### THE REQUEST
Copy the records without any change, beginning at their first line and stopping after the line that contains "bar — [1164, 332, 1184, 360]".

### MATERIAL
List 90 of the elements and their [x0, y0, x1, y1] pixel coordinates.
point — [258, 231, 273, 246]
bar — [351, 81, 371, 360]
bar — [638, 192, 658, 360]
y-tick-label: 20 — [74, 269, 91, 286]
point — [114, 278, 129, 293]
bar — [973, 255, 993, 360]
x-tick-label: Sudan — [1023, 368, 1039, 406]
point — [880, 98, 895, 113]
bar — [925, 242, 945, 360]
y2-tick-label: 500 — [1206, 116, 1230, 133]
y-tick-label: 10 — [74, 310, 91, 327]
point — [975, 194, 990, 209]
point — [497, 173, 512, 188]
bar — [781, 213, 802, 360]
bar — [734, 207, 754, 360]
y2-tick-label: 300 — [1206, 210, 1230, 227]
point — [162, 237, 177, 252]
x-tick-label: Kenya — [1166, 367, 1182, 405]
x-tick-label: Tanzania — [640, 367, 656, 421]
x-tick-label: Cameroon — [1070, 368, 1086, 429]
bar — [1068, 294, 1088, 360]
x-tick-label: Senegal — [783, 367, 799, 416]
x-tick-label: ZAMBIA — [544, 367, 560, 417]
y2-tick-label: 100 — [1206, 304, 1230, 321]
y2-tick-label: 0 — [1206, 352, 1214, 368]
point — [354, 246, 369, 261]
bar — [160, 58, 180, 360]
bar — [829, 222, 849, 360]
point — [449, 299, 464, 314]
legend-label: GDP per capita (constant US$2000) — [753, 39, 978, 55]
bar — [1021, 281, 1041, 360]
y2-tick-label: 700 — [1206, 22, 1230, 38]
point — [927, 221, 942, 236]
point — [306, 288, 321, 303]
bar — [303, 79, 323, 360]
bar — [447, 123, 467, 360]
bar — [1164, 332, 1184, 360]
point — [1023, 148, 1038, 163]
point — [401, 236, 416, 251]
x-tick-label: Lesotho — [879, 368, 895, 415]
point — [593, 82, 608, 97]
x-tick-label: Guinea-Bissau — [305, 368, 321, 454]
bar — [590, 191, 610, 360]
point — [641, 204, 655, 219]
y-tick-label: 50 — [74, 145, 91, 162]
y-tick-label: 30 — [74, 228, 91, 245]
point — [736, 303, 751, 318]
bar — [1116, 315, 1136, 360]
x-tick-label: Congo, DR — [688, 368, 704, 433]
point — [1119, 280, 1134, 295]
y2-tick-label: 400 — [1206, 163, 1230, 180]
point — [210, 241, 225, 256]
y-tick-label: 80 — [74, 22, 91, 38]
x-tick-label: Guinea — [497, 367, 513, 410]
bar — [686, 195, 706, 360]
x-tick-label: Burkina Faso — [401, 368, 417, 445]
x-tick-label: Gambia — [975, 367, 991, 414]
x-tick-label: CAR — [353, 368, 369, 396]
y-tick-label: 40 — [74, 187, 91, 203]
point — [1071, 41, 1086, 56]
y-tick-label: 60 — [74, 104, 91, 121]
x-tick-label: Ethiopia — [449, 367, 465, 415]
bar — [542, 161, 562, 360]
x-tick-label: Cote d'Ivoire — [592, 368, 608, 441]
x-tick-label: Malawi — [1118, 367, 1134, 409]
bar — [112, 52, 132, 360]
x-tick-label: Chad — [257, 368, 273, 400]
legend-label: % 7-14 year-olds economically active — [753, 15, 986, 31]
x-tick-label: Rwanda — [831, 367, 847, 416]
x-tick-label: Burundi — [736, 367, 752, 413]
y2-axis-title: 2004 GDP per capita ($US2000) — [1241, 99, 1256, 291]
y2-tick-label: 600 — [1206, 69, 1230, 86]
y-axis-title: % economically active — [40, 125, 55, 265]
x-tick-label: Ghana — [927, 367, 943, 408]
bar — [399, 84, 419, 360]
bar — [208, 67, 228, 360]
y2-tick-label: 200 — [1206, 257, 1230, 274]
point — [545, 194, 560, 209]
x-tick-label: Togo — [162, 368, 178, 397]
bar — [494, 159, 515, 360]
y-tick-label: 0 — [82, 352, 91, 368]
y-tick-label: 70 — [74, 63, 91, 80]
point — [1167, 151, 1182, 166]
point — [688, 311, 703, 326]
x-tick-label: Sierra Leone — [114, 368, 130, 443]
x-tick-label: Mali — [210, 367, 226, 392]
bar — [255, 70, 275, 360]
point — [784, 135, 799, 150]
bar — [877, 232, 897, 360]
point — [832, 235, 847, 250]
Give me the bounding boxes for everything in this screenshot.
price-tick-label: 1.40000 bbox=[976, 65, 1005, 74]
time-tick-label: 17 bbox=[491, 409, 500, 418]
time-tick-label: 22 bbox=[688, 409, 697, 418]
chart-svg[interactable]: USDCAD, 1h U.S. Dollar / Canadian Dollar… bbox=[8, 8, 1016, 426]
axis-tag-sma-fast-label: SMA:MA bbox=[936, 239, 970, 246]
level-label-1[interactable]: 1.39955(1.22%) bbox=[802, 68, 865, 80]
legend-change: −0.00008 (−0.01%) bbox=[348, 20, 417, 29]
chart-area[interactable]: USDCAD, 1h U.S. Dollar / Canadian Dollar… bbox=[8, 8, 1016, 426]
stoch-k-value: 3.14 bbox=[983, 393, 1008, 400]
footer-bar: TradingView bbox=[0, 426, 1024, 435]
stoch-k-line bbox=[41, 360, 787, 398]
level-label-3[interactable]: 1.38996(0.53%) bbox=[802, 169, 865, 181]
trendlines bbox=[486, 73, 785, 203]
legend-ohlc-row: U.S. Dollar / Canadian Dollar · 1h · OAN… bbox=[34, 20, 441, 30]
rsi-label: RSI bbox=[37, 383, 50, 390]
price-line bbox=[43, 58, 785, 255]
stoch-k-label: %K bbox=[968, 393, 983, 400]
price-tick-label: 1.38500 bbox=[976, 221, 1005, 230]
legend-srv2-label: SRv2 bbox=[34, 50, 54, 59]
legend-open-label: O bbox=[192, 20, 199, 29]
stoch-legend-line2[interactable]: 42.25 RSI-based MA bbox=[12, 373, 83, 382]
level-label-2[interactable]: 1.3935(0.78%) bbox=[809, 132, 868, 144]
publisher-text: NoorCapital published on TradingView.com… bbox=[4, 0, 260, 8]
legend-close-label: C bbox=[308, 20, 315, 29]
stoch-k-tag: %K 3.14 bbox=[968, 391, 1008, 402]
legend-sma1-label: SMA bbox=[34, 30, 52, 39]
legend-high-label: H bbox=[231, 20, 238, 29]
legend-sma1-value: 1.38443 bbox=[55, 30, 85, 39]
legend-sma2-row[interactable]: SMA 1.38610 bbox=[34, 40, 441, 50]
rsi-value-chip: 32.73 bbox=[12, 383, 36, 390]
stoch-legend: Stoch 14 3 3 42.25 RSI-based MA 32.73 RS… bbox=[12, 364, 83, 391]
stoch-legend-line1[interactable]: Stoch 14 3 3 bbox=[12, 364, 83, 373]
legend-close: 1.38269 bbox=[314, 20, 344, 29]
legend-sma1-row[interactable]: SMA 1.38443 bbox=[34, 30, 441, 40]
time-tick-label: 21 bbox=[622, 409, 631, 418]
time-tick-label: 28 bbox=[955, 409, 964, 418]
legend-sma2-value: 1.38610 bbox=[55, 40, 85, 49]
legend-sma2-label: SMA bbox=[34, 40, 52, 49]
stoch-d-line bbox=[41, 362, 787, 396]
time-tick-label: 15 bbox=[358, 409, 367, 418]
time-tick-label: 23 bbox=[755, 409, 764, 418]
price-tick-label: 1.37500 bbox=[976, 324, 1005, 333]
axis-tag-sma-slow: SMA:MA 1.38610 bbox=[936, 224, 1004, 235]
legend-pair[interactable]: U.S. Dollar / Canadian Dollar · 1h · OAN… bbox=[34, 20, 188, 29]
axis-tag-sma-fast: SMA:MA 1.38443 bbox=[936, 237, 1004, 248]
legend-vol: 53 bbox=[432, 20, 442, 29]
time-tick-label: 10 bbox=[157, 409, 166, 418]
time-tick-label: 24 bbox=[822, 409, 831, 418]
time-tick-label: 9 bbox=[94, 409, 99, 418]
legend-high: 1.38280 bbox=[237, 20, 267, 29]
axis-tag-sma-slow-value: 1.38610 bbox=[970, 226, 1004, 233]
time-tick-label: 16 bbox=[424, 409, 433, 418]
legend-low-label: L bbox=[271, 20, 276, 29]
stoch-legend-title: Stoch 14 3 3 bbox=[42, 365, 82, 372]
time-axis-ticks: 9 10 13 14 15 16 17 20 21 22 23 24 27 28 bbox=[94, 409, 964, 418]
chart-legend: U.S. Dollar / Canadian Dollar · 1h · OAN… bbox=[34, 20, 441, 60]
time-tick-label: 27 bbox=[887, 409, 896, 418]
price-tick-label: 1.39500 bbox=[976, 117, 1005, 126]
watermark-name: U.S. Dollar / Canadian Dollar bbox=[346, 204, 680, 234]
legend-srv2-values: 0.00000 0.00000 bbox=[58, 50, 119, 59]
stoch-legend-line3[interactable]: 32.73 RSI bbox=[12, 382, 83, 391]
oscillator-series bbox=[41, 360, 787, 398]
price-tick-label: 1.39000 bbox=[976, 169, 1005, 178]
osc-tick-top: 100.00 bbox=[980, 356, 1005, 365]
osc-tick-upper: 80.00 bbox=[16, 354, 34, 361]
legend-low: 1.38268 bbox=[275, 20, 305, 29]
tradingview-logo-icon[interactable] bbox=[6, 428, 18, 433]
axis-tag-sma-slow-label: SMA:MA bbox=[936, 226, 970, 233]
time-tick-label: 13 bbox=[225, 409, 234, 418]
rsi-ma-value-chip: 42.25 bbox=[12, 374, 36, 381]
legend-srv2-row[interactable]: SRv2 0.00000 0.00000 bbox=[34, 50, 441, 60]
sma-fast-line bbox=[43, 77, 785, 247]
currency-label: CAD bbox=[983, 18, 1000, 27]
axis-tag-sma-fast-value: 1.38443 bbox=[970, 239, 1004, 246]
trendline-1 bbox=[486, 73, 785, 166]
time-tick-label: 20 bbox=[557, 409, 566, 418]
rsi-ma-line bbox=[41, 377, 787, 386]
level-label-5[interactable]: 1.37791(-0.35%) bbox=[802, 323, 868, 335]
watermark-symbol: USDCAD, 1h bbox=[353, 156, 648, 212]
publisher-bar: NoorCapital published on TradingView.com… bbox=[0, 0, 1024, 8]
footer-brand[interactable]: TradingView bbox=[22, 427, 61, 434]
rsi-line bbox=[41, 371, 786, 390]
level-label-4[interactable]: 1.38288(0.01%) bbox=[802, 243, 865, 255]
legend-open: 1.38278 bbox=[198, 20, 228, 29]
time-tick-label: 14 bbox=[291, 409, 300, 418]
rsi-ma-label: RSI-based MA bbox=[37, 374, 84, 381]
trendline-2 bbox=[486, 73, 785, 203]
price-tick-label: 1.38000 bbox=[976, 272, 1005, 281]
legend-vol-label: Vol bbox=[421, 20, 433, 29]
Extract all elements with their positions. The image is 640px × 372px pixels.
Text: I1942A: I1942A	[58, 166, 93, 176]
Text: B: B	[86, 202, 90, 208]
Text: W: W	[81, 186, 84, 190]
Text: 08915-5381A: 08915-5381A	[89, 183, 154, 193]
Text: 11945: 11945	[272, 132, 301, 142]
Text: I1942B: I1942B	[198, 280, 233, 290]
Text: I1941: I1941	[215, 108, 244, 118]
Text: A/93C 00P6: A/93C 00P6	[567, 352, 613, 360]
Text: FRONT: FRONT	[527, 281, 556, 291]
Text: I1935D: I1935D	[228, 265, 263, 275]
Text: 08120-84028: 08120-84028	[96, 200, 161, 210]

### ANSWER TO THIS TASK
List 90 of the elements and their [x0, y0, x1, y1] pixel coordinates.
point — [258, 231, 273, 246]
bar — [351, 81, 371, 360]
bar — [638, 192, 658, 360]
y-tick-label: 20 — [74, 269, 91, 286]
point — [114, 278, 129, 293]
bar — [973, 255, 993, 360]
x-tick-label: Sudan — [1023, 368, 1039, 406]
point — [880, 98, 895, 113]
bar — [925, 242, 945, 360]
y2-tick-label: 500 — [1206, 116, 1230, 133]
y-tick-label: 10 — [74, 310, 91, 327]
point — [975, 194, 990, 209]
point — [497, 173, 512, 188]
bar — [781, 213, 802, 360]
bar — [734, 207, 754, 360]
y2-tick-label: 300 — [1206, 210, 1230, 227]
point — [162, 237, 177, 252]
x-tick-label: Kenya — [1166, 367, 1182, 405]
x-tick-label: Tanzania — [640, 367, 656, 421]
x-tick-label: Cameroon — [1070, 368, 1086, 429]
bar — [1068, 294, 1088, 360]
x-tick-label: Senegal — [783, 367, 799, 416]
x-tick-label: ZAMBIA — [544, 367, 560, 417]
y2-tick-label: 100 — [1206, 304, 1230, 321]
y2-tick-label: 0 — [1206, 352, 1214, 368]
point — [354, 246, 369, 261]
bar — [160, 58, 180, 360]
bar — [829, 222, 849, 360]
point — [449, 299, 464, 314]
legend-label: GDP per capita (constant US$2000) — [753, 39, 978, 55]
bar — [1021, 281, 1041, 360]
y2-tick-label: 700 — [1206, 22, 1230, 38]
point — [927, 221, 942, 236]
point — [306, 288, 321, 303]
bar — [303, 79, 323, 360]
bar — [447, 123, 467, 360]
bar — [1164, 332, 1184, 360]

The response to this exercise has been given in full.